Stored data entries
--- begin ---

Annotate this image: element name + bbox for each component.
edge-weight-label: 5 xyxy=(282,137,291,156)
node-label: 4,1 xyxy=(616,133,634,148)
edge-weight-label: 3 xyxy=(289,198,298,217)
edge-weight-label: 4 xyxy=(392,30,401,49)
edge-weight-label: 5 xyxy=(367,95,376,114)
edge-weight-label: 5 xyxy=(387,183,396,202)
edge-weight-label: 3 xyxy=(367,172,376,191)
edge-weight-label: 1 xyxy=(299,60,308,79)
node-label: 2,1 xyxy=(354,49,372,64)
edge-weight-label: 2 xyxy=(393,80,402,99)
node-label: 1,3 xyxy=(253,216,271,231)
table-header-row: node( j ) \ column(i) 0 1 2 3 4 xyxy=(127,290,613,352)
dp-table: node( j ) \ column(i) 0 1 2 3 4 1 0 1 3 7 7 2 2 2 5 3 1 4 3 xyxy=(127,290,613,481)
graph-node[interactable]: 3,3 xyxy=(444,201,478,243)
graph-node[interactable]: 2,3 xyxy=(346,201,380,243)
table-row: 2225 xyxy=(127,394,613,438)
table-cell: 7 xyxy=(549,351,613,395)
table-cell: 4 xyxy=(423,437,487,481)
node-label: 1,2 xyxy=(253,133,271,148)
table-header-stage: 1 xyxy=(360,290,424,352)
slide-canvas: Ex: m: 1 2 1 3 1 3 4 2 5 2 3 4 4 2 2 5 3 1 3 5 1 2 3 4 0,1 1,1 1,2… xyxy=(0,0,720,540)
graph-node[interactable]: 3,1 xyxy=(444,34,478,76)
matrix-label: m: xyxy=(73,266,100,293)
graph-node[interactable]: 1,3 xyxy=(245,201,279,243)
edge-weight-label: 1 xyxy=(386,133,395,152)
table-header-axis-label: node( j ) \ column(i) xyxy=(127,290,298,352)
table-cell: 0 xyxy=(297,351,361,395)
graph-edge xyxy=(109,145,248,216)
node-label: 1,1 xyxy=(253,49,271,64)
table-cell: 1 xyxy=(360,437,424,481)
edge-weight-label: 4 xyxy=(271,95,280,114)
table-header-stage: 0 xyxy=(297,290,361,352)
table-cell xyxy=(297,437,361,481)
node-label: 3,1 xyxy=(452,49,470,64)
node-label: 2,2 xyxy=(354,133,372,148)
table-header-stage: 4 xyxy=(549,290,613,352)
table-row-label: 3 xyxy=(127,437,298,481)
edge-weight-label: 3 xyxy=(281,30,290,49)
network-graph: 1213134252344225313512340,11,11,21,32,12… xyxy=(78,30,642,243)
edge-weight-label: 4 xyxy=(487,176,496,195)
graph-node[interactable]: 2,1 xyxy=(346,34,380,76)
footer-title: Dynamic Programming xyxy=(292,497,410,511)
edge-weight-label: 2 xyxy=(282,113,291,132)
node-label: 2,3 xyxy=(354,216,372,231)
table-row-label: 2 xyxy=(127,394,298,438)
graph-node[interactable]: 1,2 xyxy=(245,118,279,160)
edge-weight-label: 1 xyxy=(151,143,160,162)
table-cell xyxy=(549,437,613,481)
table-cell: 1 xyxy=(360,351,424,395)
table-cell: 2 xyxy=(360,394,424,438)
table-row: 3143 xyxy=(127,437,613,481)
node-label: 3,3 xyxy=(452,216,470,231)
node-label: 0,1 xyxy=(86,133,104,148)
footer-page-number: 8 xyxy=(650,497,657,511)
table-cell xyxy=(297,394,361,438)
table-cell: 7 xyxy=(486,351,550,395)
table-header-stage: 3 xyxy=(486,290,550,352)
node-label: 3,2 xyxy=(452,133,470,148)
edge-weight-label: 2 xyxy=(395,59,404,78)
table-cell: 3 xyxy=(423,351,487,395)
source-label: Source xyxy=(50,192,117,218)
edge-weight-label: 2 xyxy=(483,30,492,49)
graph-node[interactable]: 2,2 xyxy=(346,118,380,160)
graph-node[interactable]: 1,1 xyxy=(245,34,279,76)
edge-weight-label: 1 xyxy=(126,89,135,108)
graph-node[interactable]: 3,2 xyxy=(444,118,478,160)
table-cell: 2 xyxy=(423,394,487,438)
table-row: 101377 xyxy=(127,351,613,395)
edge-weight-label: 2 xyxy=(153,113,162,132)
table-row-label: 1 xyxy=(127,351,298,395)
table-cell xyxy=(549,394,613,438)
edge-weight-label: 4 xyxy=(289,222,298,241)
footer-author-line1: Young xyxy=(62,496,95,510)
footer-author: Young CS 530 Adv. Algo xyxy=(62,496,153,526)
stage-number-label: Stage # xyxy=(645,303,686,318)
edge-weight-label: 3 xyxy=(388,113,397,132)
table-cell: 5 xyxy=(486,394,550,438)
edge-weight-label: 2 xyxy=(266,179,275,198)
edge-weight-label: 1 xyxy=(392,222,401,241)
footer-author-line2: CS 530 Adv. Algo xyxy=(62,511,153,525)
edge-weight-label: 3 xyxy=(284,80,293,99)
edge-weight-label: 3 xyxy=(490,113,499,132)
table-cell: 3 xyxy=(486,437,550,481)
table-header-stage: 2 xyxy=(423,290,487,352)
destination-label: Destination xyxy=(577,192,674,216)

--- end ---

The exercise >>
Edit the data above by replacing "edge-weight-label" with "edge-cost-label" wherever it occurs, leaving every other line unchanged.

Exercise output >>
Annotate this image: element name + bbox for each component.
edge-cost-label: 5 xyxy=(282,137,291,156)
node-label: 4,1 xyxy=(616,133,634,148)
edge-cost-label: 3 xyxy=(289,198,298,217)
edge-cost-label: 4 xyxy=(392,30,401,49)
edge-cost-label: 5 xyxy=(367,95,376,114)
edge-cost-label: 5 xyxy=(387,183,396,202)
edge-cost-label: 3 xyxy=(367,172,376,191)
edge-cost-label: 1 xyxy=(299,60,308,79)
node-label: 2,1 xyxy=(354,49,372,64)
edge-cost-label: 2 xyxy=(393,80,402,99)
node-label: 1,3 xyxy=(253,216,271,231)
table-header-row: node( j ) \ column(i) 0 1 2 3 4 xyxy=(127,290,613,352)
dp-table: node( j ) \ column(i) 0 1 2 3 4 1 0 1 3 7 7 2 2 2 5 3 1 4 3 xyxy=(127,290,613,481)
graph-node[interactable]: 3,3 xyxy=(444,201,478,243)
graph-node[interactable]: 2,3 xyxy=(346,201,380,243)
table-row: 2225 xyxy=(127,394,613,438)
table-cell: 7 xyxy=(549,351,613,395)
table-cell: 4 xyxy=(423,437,487,481)
node-label: 1,2 xyxy=(253,133,271,148)
table-header-stage: 1 xyxy=(360,290,424,352)
slide-canvas: Ex: m: 1 2 1 3 1 3 4 2 5 2 3 4 4 2 2 5 3 1 3 5 1 2 3 4 0,1 1,1 1,2… xyxy=(0,0,720,540)
graph-node[interactable]: 3,1 xyxy=(444,34,478,76)
matrix-label: m: xyxy=(73,266,100,293)
graph-node[interactable]: 1,3 xyxy=(245,201,279,243)
edge-cost-label: 1 xyxy=(386,133,395,152)
table-header-axis-label: node( j ) \ column(i) xyxy=(127,290,298,352)
table-cell: 0 xyxy=(297,351,361,395)
graph-edge xyxy=(109,145,248,216)
node-label: 1,1 xyxy=(253,49,271,64)
table-cell: 1 xyxy=(360,437,424,481)
edge-cost-label: 4 xyxy=(271,95,280,114)
table-header-stage: 0 xyxy=(297,290,361,352)
table-cell xyxy=(297,437,361,481)
node-label: 3,1 xyxy=(452,49,470,64)
node-label: 2,2 xyxy=(354,133,372,148)
table-header-stage: 4 xyxy=(549,290,613,352)
table-row-label: 3 xyxy=(127,437,298,481)
edge-cost-label: 3 xyxy=(281,30,290,49)
network-graph: 1213134252344225313512340,11,11,21,32,12… xyxy=(78,30,642,243)
edge-cost-label: 4 xyxy=(487,176,496,195)
graph-node[interactable]: 2,1 xyxy=(346,34,380,76)
footer-title: Dynamic Programming xyxy=(292,497,410,511)
edge-cost-label: 2 xyxy=(282,113,291,132)
node-label: 2,3 xyxy=(354,216,372,231)
table-row-label: 2 xyxy=(127,394,298,438)
graph-node[interactable]: 1,2 xyxy=(245,118,279,160)
edge-cost-label: 1 xyxy=(151,143,160,162)
table-cell xyxy=(549,437,613,481)
table-cell: 1 xyxy=(360,351,424,395)
table-cell: 2 xyxy=(360,394,424,438)
table-row: 3143 xyxy=(127,437,613,481)
node-label: 3,3 xyxy=(452,216,470,231)
node-label: 0,1 xyxy=(86,133,104,148)
footer-page-number: 8 xyxy=(650,497,657,511)
table-cell xyxy=(297,394,361,438)
table-cell: 7 xyxy=(486,351,550,395)
table-header-stage: 3 xyxy=(486,290,550,352)
node-label: 3,2 xyxy=(452,133,470,148)
edge-cost-label: 2 xyxy=(395,59,404,78)
table-cell: 3 xyxy=(423,351,487,395)
source-label: Source xyxy=(50,192,117,218)
edge-cost-label: 2 xyxy=(483,30,492,49)
graph-node[interactable]: 2,2 xyxy=(346,118,380,160)
graph-node[interactable]: 1,1 xyxy=(245,34,279,76)
edge-cost-label: 1 xyxy=(126,89,135,108)
graph-node[interactable]: 3,2 xyxy=(444,118,478,160)
table-cell: 2 xyxy=(423,394,487,438)
table-row: 101377 xyxy=(127,351,613,395)
edge-cost-label: 2 xyxy=(153,113,162,132)
table-row-label: 1 xyxy=(127,351,298,395)
table-cell xyxy=(549,394,613,438)
edge-cost-label: 4 xyxy=(289,222,298,241)
footer-author-line1: Young xyxy=(62,496,95,510)
footer-author: Young CS 530 Adv. Algo xyxy=(62,496,153,526)
stage-number-label: Stage # xyxy=(645,303,686,318)
edge-cost-label: 3 xyxy=(388,113,397,132)
table-cell: 5 xyxy=(486,394,550,438)
edge-cost-label: 2 xyxy=(266,179,275,198)
edge-cost-label: 1 xyxy=(392,222,401,241)
footer-author-line2: CS 530 Adv. Algo xyxy=(62,511,153,525)
edge-cost-label: 3 xyxy=(284,80,293,99)
edge-cost-label: 3 xyxy=(490,113,499,132)
table-cell: 3 xyxy=(486,437,550,481)
table-header-stage: 2 xyxy=(423,290,487,352)
destination-label: Destination xyxy=(577,192,674,216)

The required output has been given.